YOUR TASK
Gather each of the rows below that contains the string "icon", treating uppercase and lowercase letters as different.

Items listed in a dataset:
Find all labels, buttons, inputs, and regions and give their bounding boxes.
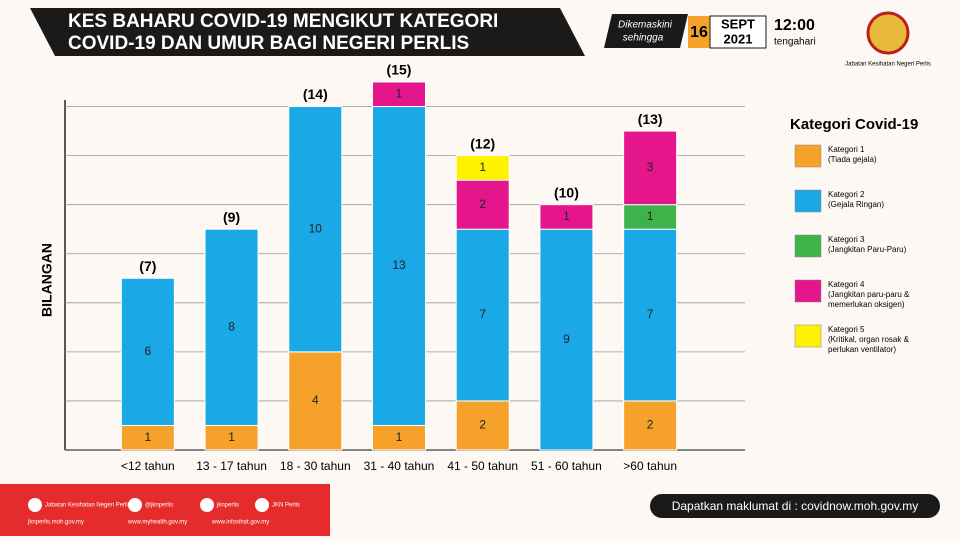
segment-label: 6: [145, 344, 152, 358]
segment-label: 9: [563, 332, 570, 346]
bar-segment: [120, 277, 175, 426]
bar-segment: [623, 130, 678, 206]
legend-swatch: [794, 189, 822, 213]
x-tick-label: 18 - 30 tahun: [280, 459, 351, 473]
date-box: [604, 14, 688, 48]
x-tick-label: 31 - 40 tahun: [364, 459, 435, 473]
bar-segment: [455, 155, 510, 181]
segment-label: 2: [479, 197, 486, 211]
bar-segment: [623, 204, 678, 230]
updated-label: sehingga: [623, 33, 664, 44]
total-label: (14): [303, 86, 328, 102]
bar-segment: [372, 81, 426, 108]
x-tick-label: 41 - 50 tahun: [447, 459, 518, 473]
logo: [866, 11, 910, 55]
footer-band: [0, 484, 330, 536]
footer-info: Dapatkan maklumat di : covidnow.moh.gov.…: [672, 499, 919, 513]
social-icon: [255, 498, 269, 512]
legend-description: (Jangkitan Paru-Paru): [828, 245, 907, 254]
website: www.infosihat.gov.my: [211, 520, 269, 526]
time: 12:00: [774, 17, 815, 34]
month: SEPT: [721, 16, 755, 31]
social-icon: [128, 498, 142, 512]
segment-label: 1: [396, 430, 403, 444]
title-line: KES BAHARU COVID-19 MENGIKUT KATEGORI: [68, 11, 498, 32]
time-note: tengahari: [774, 37, 816, 48]
segment-label: 1: [563, 209, 570, 223]
website: www.myhealth.gov.my: [127, 520, 187, 526]
month-box: [709, 15, 767, 49]
bar-segment: [455, 400, 510, 451]
legend-name: Kategori 1: [828, 145, 865, 154]
segment-label: 1: [479, 160, 486, 174]
bar-segment: [539, 228, 594, 451]
bar-segment: [623, 400, 678, 451]
x-tick-label: >60 tahun: [623, 459, 677, 473]
legend-description: perlukan ventilator): [828, 345, 896, 354]
bar-segment: [288, 106, 343, 353]
total-label: (10): [554, 184, 579, 200]
social-icon: [200, 498, 214, 512]
bar-segment: [204, 228, 259, 426]
y-axis-label: BILANGAN: [39, 243, 55, 317]
bar-segment: [539, 204, 594, 230]
bar-segment: [288, 351, 343, 451]
bar-segment: [372, 106, 426, 426]
legend-description: (Gejala Ringan): [828, 200, 884, 209]
info-pill: [650, 494, 940, 518]
segment-label: 1: [228, 430, 235, 444]
segment-label: 13: [392, 258, 406, 272]
social-handle: @jknperlis: [145, 503, 173, 509]
social-handle: Jabatan Kesihatan Negeri Perlis: [45, 503, 131, 509]
legend-name: Kategori 4: [828, 280, 865, 289]
x-tick-label: 51 - 60 tahun: [531, 459, 602, 473]
legend-description: memerlukan oksigen): [828, 300, 905, 309]
bar-segment: [372, 424, 426, 451]
logo-text: Jabatan Kesihatan Negeri Perlis: [845, 62, 931, 68]
segment-label: 1: [396, 86, 403, 100]
legend-swatch: [794, 144, 822, 168]
segment-label: 10: [309, 221, 323, 235]
total-label: (13): [638, 111, 663, 127]
bar-segment: [623, 228, 678, 402]
title-line: COVID-19 DAN UMUR BAGI NEGERI PERLIS: [68, 33, 469, 54]
website: jknperlis.moh.gov.my: [27, 520, 84, 526]
day-box: [688, 16, 710, 48]
x-tick-label: 13 - 17 tahun: [196, 459, 267, 473]
updated-label: Dikemaskini: [618, 20, 673, 31]
legend-swatch: [794, 324, 822, 348]
total-label: (9): [223, 209, 240, 225]
segment-label: 1: [647, 209, 654, 223]
segment-label: 2: [647, 418, 654, 432]
title-banner: [30, 8, 585, 56]
total-label: (12): [470, 135, 495, 151]
social-handle: jknperlis: [216, 503, 239, 509]
total-label: (15): [387, 62, 412, 78]
day: 16: [690, 24, 708, 41]
segment-label: 4: [312, 393, 319, 407]
legend-swatch: [794, 279, 822, 303]
legend-name: Kategori 2: [828, 190, 865, 199]
segment-label: 7: [647, 307, 654, 321]
year: 2021: [724, 31, 753, 46]
total-label: (7): [139, 258, 156, 274]
legend-swatch: [794, 234, 822, 258]
legend-description: (Tiada gejala): [828, 155, 877, 164]
legend-name: Kategori 5: [828, 325, 865, 334]
segment-label: 8: [228, 320, 235, 334]
segment-label: 7: [479, 307, 486, 321]
legend-name: Kategori 3: [828, 235, 865, 244]
legend-description: (Kritikal, organ rosak &: [828, 335, 910, 344]
social-handle: JKN Perlis: [272, 503, 300, 509]
social-icon: [28, 498, 42, 512]
segment-label: 3: [647, 160, 654, 174]
segment-label: 1: [145, 430, 152, 444]
segment-label: 2: [479, 418, 486, 432]
legend-title: Kategori Covid-19: [790, 116, 918, 133]
x-tick-label: <12 tahun: [121, 459, 175, 473]
legend-description: (Jangkitan paru-paru &: [828, 290, 910, 299]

TASK ANSWER
social-icon: [255, 498, 269, 512]
social-icon: [128, 498, 142, 512]
social-icon: [200, 498, 214, 512]
social-icon: [28, 498, 42, 512]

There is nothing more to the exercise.